— BEGIN Exercise materials —

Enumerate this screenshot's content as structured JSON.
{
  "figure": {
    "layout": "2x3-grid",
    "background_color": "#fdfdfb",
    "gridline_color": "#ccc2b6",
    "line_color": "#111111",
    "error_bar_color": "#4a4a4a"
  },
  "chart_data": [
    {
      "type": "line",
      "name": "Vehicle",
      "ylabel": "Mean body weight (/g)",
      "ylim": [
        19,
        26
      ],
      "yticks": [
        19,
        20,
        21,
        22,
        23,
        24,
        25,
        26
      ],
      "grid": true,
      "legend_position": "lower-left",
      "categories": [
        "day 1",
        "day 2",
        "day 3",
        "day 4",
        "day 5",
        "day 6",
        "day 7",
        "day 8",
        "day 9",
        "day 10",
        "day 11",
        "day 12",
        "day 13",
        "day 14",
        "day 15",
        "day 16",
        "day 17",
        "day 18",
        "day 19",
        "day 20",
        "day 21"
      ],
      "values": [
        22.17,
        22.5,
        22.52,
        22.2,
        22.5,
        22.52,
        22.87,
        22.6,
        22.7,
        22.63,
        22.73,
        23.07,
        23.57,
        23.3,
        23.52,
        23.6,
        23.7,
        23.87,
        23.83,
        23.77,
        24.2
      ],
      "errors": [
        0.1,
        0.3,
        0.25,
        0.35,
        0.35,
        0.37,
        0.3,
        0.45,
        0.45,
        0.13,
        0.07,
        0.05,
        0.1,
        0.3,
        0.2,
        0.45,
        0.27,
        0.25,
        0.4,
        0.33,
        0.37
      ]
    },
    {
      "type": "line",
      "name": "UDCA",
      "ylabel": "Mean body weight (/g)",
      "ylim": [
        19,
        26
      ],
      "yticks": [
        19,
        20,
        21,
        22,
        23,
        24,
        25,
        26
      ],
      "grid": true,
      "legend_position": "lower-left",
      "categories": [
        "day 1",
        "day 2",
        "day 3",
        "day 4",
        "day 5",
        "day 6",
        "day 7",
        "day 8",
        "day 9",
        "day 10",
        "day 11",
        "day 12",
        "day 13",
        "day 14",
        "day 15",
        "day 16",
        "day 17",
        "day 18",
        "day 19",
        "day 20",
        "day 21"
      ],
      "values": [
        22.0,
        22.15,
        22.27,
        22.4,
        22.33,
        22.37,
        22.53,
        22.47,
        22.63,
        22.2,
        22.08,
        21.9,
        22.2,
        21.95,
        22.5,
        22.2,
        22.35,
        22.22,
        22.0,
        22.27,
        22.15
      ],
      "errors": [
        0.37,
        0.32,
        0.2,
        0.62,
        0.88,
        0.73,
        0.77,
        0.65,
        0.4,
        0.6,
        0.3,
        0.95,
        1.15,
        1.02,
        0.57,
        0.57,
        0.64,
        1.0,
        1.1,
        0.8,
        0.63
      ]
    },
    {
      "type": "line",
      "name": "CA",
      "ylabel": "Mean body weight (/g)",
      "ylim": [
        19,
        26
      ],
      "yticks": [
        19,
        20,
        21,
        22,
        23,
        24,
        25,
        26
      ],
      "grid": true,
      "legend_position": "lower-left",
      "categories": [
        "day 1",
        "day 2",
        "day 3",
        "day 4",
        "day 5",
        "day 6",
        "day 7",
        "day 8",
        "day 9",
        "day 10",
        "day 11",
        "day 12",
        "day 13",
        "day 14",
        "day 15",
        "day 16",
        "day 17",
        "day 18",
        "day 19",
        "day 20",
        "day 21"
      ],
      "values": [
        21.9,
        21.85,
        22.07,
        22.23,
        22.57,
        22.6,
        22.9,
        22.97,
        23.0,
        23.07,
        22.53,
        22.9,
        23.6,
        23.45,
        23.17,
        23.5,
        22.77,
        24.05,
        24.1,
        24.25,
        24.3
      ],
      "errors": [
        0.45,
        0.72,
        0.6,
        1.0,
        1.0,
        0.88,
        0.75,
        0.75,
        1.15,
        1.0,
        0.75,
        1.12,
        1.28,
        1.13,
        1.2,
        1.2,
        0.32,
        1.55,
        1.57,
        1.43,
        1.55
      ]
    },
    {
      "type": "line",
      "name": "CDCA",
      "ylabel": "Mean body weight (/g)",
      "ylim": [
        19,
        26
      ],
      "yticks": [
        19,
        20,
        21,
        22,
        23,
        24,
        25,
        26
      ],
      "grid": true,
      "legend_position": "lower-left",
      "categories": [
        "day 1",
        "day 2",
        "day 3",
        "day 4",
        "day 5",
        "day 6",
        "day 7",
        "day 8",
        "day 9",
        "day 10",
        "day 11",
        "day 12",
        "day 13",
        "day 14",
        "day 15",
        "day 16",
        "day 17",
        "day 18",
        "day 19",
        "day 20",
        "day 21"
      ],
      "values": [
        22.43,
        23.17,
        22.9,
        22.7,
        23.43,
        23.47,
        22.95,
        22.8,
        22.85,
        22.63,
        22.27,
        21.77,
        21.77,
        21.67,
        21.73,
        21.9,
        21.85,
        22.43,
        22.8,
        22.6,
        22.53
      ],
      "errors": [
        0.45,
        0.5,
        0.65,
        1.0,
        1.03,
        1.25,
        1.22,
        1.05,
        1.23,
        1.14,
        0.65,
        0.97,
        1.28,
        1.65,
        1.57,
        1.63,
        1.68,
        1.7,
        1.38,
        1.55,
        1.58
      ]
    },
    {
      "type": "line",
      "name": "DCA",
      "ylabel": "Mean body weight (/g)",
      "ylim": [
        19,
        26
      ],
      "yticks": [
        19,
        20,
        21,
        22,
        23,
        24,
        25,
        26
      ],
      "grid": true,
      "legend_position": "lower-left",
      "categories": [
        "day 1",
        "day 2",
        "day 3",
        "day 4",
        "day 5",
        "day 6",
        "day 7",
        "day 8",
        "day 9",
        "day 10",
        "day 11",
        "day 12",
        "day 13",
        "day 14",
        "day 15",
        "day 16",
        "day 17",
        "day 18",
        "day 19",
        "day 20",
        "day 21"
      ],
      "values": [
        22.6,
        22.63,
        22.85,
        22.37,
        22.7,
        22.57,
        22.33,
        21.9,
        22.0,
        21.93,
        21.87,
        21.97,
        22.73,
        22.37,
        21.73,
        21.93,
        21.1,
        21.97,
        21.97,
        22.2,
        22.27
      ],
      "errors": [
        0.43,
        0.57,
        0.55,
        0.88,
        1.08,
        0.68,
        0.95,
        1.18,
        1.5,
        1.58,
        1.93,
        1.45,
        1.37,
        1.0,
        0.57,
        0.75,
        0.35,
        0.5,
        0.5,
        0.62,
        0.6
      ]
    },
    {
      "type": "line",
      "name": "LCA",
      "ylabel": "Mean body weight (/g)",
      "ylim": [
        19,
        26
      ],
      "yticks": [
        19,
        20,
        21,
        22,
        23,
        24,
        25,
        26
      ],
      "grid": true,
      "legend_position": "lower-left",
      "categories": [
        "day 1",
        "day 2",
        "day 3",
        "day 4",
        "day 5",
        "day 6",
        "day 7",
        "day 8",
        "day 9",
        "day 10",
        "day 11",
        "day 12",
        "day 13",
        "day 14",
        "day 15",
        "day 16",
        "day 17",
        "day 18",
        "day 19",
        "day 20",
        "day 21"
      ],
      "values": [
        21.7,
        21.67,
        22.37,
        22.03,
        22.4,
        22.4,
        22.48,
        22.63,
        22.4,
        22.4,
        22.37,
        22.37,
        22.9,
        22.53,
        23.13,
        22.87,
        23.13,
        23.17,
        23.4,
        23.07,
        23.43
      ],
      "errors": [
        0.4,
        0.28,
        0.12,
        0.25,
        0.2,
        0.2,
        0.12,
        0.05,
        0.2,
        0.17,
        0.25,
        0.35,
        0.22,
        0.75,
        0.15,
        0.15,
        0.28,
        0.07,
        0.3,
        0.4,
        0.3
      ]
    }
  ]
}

— END Exercise materials —

**Stated task:** Restate the whole of the material exactly.

**The completed task:**
Enumerate this screenshot's content as structured JSON.
{
  "figure": {
    "layout": "2x3-grid",
    "background_color": "#fdfdfb",
    "gridline_color": "#ccc2b6",
    "line_color": "#111111",
    "error_bar_color": "#4a4a4a"
  },
  "chart_data": [
    {
      "type": "line",
      "name": "Vehicle",
      "ylabel": "Mean body weight (/g)",
      "ylim": [
        19,
        26
      ],
      "yticks": [
        19,
        20,
        21,
        22,
        23,
        24,
        25,
        26
      ],
      "grid": true,
      "legend_position": "lower-left",
      "categories": [
        "day 1",
        "day 2",
        "day 3",
        "day 4",
        "day 5",
        "day 6",
        "day 7",
        "day 8",
        "day 9",
        "day 10",
        "day 11",
        "day 12",
        "day 13",
        "day 14",
        "day 15",
        "day 16",
        "day 17",
        "day 18",
        "day 19",
        "day 20",
        "day 21"
      ],
      "values": [
        22.17,
        22.5,
        22.52,
        22.2,
        22.5,
        22.52,
        22.87,
        22.6,
        22.7,
        22.63,
        22.73,
        23.07,
        23.57,
        23.3,
        23.52,
        23.6,
        23.7,
        23.87,
        23.83,
        23.77,
        24.2
      ],
      "errors": [
        0.1,
        0.3,
        0.25,
        0.35,
        0.35,
        0.37,
        0.3,
        0.45,
        0.45,
        0.13,
        0.07,
        0.05,
        0.1,
        0.3,
        0.2,
        0.45,
        0.27,
        0.25,
        0.4,
        0.33,
        0.37
      ]
    },
    {
      "type": "line",
      "name": "UDCA",
      "ylabel": "Mean body weight (/g)",
      "ylim": [
        19,
        26
      ],
      "yticks": [
        19,
        20,
        21,
        22,
        23,
        24,
        25,
        26
      ],
      "grid": true,
      "legend_position": "lower-left",
      "categories": [
        "day 1",
        "day 2",
        "day 3",
        "day 4",
        "day 5",
        "day 6",
        "day 7",
        "day 8",
        "day 9",
        "day 10",
        "day 11",
        "day 12",
        "day 13",
        "day 14",
        "day 15",
        "day 16",
        "day 17",
        "day 18",
        "day 19",
        "day 20",
        "day 21"
      ],
      "values": [
        22.0,
        22.15,
        22.27,
        22.4,
        22.33,
        22.37,
        22.53,
        22.47,
        22.63,
        22.2,
        22.08,
        21.9,
        22.2,
        21.95,
        22.5,
        22.2,
        22.35,
        22.22,
        22.0,
        22.27,
        22.15
      ],
      "errors": [
        0.37,
        0.32,
        0.2,
        0.62,
        0.88,
        0.73,
        0.77,
        0.65,
        0.4,
        0.6,
        0.3,
        0.95,
        1.15,
        1.02,
        0.57,
        0.57,
        0.64,
        1.0,
        1.1,
        0.8,
        0.63
      ]
    },
    {
      "type": "line",
      "name": "CA",
      "ylabel": "Mean body weight (/g)",
      "ylim": [
        19,
        26
      ],
      "yticks": [
        19,
        20,
        21,
        22,
        23,
        24,
        25,
        26
      ],
      "grid": true,
      "legend_position": "lower-left",
      "categories": [
        "day 1",
        "day 2",
        "day 3",
        "day 4",
        "day 5",
        "day 6",
        "day 7",
        "day 8",
        "day 9",
        "day 10",
        "day 11",
        "day 12",
        "day 13",
        "day 14",
        "day 15",
        "day 16",
        "day 17",
        "day 18",
        "day 19",
        "day 20",
        "day 21"
      ],
      "values": [
        21.9,
        21.85,
        22.07,
        22.23,
        22.57,
        22.6,
        22.9,
        22.97,
        23.0,
        23.07,
        22.53,
        22.9,
        23.6,
        23.45,
        23.17,
        23.5,
        22.77,
        24.05,
        24.1,
        24.25,
        24.3
      ],
      "errors": [
        0.45,
        0.72,
        0.6,
        1.0,
        1.0,
        0.88,
        0.75,
        0.75,
        1.15,
        1.0,
        0.75,
        1.12,
        1.28,
        1.13,
        1.2,
        1.2,
        0.32,
        1.55,
        1.57,
        1.43,
        1.55
      ]
    },
    {
      "type": "line",
      "name": "CDCA",
      "ylabel": "Mean body weight (/g)",
      "ylim": [
        19,
        26
      ],
      "yticks": [
        19,
        20,
        21,
        22,
        23,
        24,
        25,
        26
      ],
      "grid": true,
      "legend_position": "lower-left",
      "categories": [
        "day 1",
        "day 2",
        "day 3",
        "day 4",
        "day 5",
        "day 6",
        "day 7",
        "day 8",
        "day 9",
        "day 10",
        "day 11",
        "day 12",
        "day 13",
        "day 14",
        "day 15",
        "day 16",
        "day 17",
        "day 18",
        "day 19",
        "day 20",
        "day 21"
      ],
      "values": [
        22.43,
        23.17,
        22.9,
        22.7,
        23.43,
        23.47,
        22.95,
        22.8,
        22.85,
        22.63,
        22.27,
        21.77,
        21.77,
        21.67,
        21.73,
        21.9,
        21.85,
        22.43,
        22.8,
        22.6,
        22.53
      ],
      "errors": [
        0.45,
        0.5,
        0.65,
        1.0,
        1.03,
        1.25,
        1.22,
        1.05,
        1.23,
        1.14,
        0.65,
        0.97,
        1.28,
        1.65,
        1.57,
        1.63,
        1.68,
        1.7,
        1.38,
        1.55,
        1.58
      ]
    },
    {
      "type": "line",
      "name": "DCA",
      "ylabel": "Mean body weight (/g)",
      "ylim": [
        19,
        26
      ],
      "yticks": [
        19,
        20,
        21,
        22,
        23,
        24,
        25,
        26
      ],
      "grid": true,
      "legend_position": "lower-left",
      "categories": [
        "day 1",
        "day 2",
        "day 3",
        "day 4",
        "day 5",
        "day 6",
        "day 7",
        "day 8",
        "day 9",
        "day 10",
        "day 11",
        "day 12",
        "day 13",
        "day 14",
        "day 15",
        "day 16",
        "day 17",
        "day 18",
        "day 19",
        "day 20",
        "day 21"
      ],
      "values": [
        22.6,
        22.63,
        22.85,
        22.37,
        22.7,
        22.57,
        22.33,
        21.9,
        22.0,
        21.93,
        21.87,
        21.97,
        22.73,
        22.37,
        21.73,
        21.93,
        21.1,
        21.97,
        21.97,
        22.2,
        22.27
      ],
      "errors": [
        0.43,
        0.57,
        0.55,
        0.88,
        1.08,
        0.68,
        0.95,
        1.18,
        1.5,
        1.58,
        1.93,
        1.45,
        1.37,
        1.0,
        0.57,
        0.75,
        0.35,
        0.5,
        0.5,
        0.62,
        0.6
      ]
    },
    {
      "type": "line",
      "name": "LCA",
      "ylabel": "Mean body weight (/g)",
      "ylim": [
        19,
        26
      ],
      "yticks": [
        19,
        20,
        21,
        22,
        23,
        24,
        25,
        26
      ],
      "grid": true,
      "legend_position": "lower-left",
      "categories": [
        "day 1",
        "day 2",
        "day 3",
        "day 4",
        "day 5",
        "day 6",
        "day 7",
        "day 8",
        "day 9",
        "day 10",
        "day 11",
        "day 12",
        "day 13",
        "day 14",
        "day 15",
        "day 16",
        "day 17",
        "day 18",
        "day 19",
        "day 20",
        "day 21"
      ],
      "values": [
        21.7,
        21.67,
        22.37,
        22.03,
        22.4,
        22.4,
        22.48,
        22.63,
        22.4,
        22.4,
        22.37,
        22.37,
        22.9,
        22.53,
        23.13,
        22.87,
        23.13,
        23.17,
        23.4,
        23.07,
        23.43
      ],
      "errors": [
        0.4,
        0.28,
        0.12,
        0.25,
        0.2,
        0.2,
        0.12,
        0.05,
        0.2,
        0.17,
        0.25,
        0.35,
        0.22,
        0.75,
        0.15,
        0.15,
        0.28,
        0.07,
        0.3,
        0.4,
        0.3
      ]
    }
  ]
}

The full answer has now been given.